▸ TASK PROMPT
Exactly repeat all the records below, omitting the images they hold.

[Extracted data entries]
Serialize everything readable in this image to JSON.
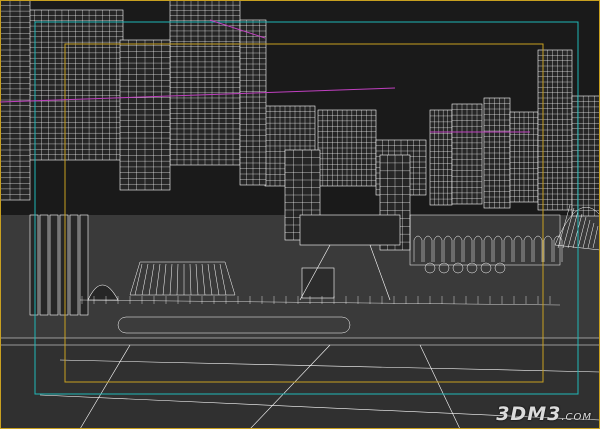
{
  "viewport": {
    "background": "#202020",
    "sky_color": "#1a1a1a",
    "wire_color": "#ffffff",
    "ground_color": "#3a3a3a",
    "road_color": "#303030",
    "safe_frame_outer_color": "#1fb7b7",
    "safe_frame_inner_color": "#c8a020",
    "guide_line_color": "#c040c0",
    "watermark_color": "#dcdcdc"
  },
  "watermark": {
    "main": "3DM3",
    "suffix": ".COM"
  }
}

▸ FINAL RESULT
Serialize everything readable in this image to JSON.
{
  "viewport": {
    "background": "#202020",
    "sky_color": "#1a1a1a",
    "wire_color": "#ffffff",
    "ground_color": "#3a3a3a",
    "road_color": "#303030",
    "safe_frame_outer_color": "#1fb7b7",
    "safe_frame_inner_color": "#c8a020",
    "guide_line_color": "#c040c0",
    "watermark_color": "#dcdcdc"
  },
  "watermark": {
    "main": "3DM3",
    "suffix": ".COM"
  }
}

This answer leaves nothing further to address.